:: What the exercise asks ::
Write out every entry, unchanged. Skip any picture.

┌─ Data shown

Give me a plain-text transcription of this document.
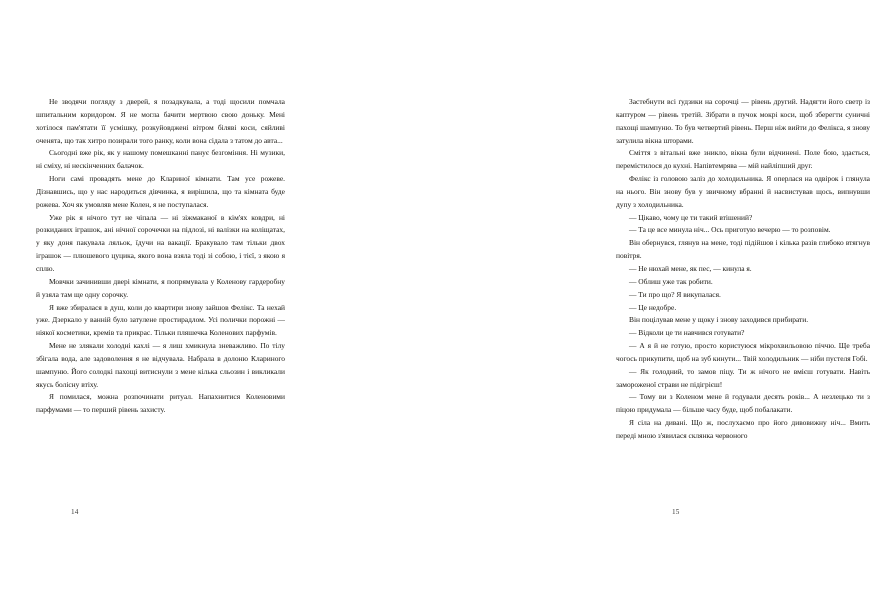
Не зводячи погляду з дверей, я позадкувала, а тоді щосили помчала шпитальним коридором. Я не могла бачити мертвою свою доньку. Мені хотілося пам'ятати її усмішку, розкуйовджені вітром біляві коси, сяйливі оченята, що так хитро позирали того ранку, коли вона сідала з татом до авта...

Сьогодні вже рік, як у нашому помешканні панує безгоміння. Ні музики, ні сміху, ні нескінченних балачок.

Ноги самі провадять мене до Клариної кімнати. Там усе рожеве. Дізнавшись, що у нас народиться дівчинка, я вирішила, що та кімната буде рожева. Хоч як умовляв мене Колен, я не поступалася.

Уже рік я нічого тут не чіпала — ні зіжмаканої в кім'ях ковдри, ні розкиданих іграшок, ані нічної сорочечки на підлозі, ні валізки на коліщатах, у яку доня пакувала ляльок, їдучи на вакації. Бракувало там тільки двох іграшок — плюшевого цуцика, якого вона взяла тоді зі собою, і тієї, з якою я сплю.

Мовчки зачинивши двері кімнати, я попрямувала у Коленову гардеробну й узяла там ще одну сорочку.

Я вже збиралася в душ, коли до квартири знову зайшов Фелікс. Та нехай уже. Дзеркало у ванній було затулене простирадлом. Усі полички порожні — ніякої косметики, кремів та прикрас. Тільки пляшечка Коленових парфумів.

Мене не злякали холодні кахлі — я лиш хмикнула зневажливо. По тілу збігала вода, але задоволення я не відчувала. Набрала в долоню Клариного шампуню. Його солодкі пахощі витиснули з мене кілька сльозин і викликали якусь болісну втіху.

Я помилася, можна розпочинати ритуал. Напахнитися Коленовими парфумами — то перший рівень захисту.

14

Застебнути всі ґудзики на сорочці — рівень другий. Надягти його светр із каптуром — рівень третій. Зібрати в пучок мокрі коси, щоб зберегти суничні пахощі шампуню. То був четвертий рівень. Перш ніж вийти до Фелікса, я знову затулила вікна шторами.

Сміття з вітальні вже зникло, вікна були відчинені. Поле бою, здається, перемістилося до кухні. Напівтемрява — мій найліпший друг.

Фелікс із головою заліз до холодильника. Я оперлася на одвірок і глянула на нього. Він знову був у звичному вбранні й насвистував щось, випнувши дупу з холодильника.

— Цікаво, чому це ти такий втішений?

— Та це все минула ніч... Ось приготую вечерю — то розповім.

Він обернувся, глянув на мене, тоді підійшов і кілька разів глибоко втягнув повітря.

— Не нюхай мене, як пес, — кинула я.

— Облиш уже так робити.

— Ти про що? Я викупалася.

— Це недобре.

Він поцілував мене у щоку і знову заходився прибирати.

— Відколи це ти навчився готувати?

— А я й не готую, просто користуюся мікрохвильовою піччю. Ще треба чогось прикупити, щоб на зуб кинути... Твій холодильник — ніби пустеля Гобі.

— Як голодний, то замов піцу. Ти ж нічого не вмієш готувати. Навіть замороженої страви не підігрієш!

— Тому ви з Коленом мене й годували десять років... А незлецько ти з піцою придумала — більше часу буде, щоб побалакати.

Я сіла на дивані. Що ж, послухаємо про його дивовижну ніч... Вмить переді мною з'явилася склянка червоного

15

└─

:: Full output ::
Give me a plain-text transcription of this document.
Не зводячи погляду з дверей, я позадкувала, а тоді щосили помчала шпитальним коридором. Я не могла бачити мертвою свою доньку. Мені хотілося пам'ятати її усмішку, розкуйовджені вітром біляві коси, сяйливі оченята, що так хитро позирали того ранку, коли вона сідала з татом до авта...

Сьогодні вже рік, як у нашому помешканні панує безгоміння. Ні музики, ні сміху, ні нескінченних балачок.

Ноги самі провадять мене до Клариної кімнати. Там усе рожеве. Дізнавшись, що у нас народиться дівчинка, я вирішила, що та кімната буде рожева. Хоч як умовляв мене Колен, я не поступалася.

Уже рік я нічого тут не чіпала — ні зіжмаканої в кім'ях ковдри, ні розкиданих іграшок, ані нічної сорочечки на підлозі, ні валізки на коліщатах, у яку доня пакувала ляльок, їдучи на вакації. Бракувало там тільки двох іграшок — плюшевого цуцика, якого вона взяла тоді зі собою, і тієї, з якою я сплю.

Мовчки зачинивши двері кімнати, я попрямувала у Коленову гардеробну й узяла там ще одну сорочку.

Я вже збиралася в душ, коли до квартири знову зайшов Фелікс. Та нехай уже. Дзеркало у ванній було затулене простирадлом. Усі полички порожні — ніякої косметики, кремів та прикрас. Тільки пляшечка Коленових парфумів.

Мене не злякали холодні кахлі — я лиш хмикнула зневажливо. По тілу збігала вода, але задоволення я не відчувала. Набрала в долоню Клариного шампуню. Його солодкі пахощі витиснули з мене кілька сльозин і викликали якусь болісну втіху.

Я помилася, можна розпочинати ритуал. Напахнитися Коленовими парфумами — то перший рівень захисту.

14

Застебнути всі ґудзики на сорочці — рівень другий. Надягти його светр із каптуром — рівень третій. Зібрати в пучок мокрі коси, щоб зберегти суничні пахощі шампуню. То був четвертий рівень. Перш ніж вийти до Фелікса, я знову затулила вікна шторами.

Сміття з вітальні вже зникло, вікна були відчинені. Поле бою, здається, перемістилося до кухні. Напівтемрява — мій найліпший друг.

Фелікс із головою заліз до холодильника. Я оперлася на одвірок і глянула на нього. Він знову був у звичному вбранні й насвистував щось, випнувши дупу з холодильника.

— Цікаво, чому це ти такий втішений?

— Та це все минула ніч... Ось приготую вечерю — то розповім.

Він обернувся, глянув на мене, тоді підійшов і кілька разів глибоко втягнув повітря.

— Не нюхай мене, як пес, — кинула я.

— Облиш уже так робити.

— Ти про що? Я викупалася.

— Це недобре.

Він поцілував мене у щоку і знову заходився прибирати.

— Відколи це ти навчився готувати?

— А я й не готую, просто користуюся мікрохвильовою піччю. Ще треба чогось прикупити, щоб на зуб кинути... Твій холодильник — ніби пустеля Гобі.

— Як голодний, то замов піцу. Ти ж нічого не вмієш готувати. Навіть замороженої страви не підігрієш!

— Тому ви з Коленом мене й годували десять років... А незлецько ти з піцою придумала — більше часу буде, щоб побалакати.

Я сіла на дивані. Що ж, послухаємо про його дивовижну ніч... Вмить переді мною з'явилася склянка червоного

15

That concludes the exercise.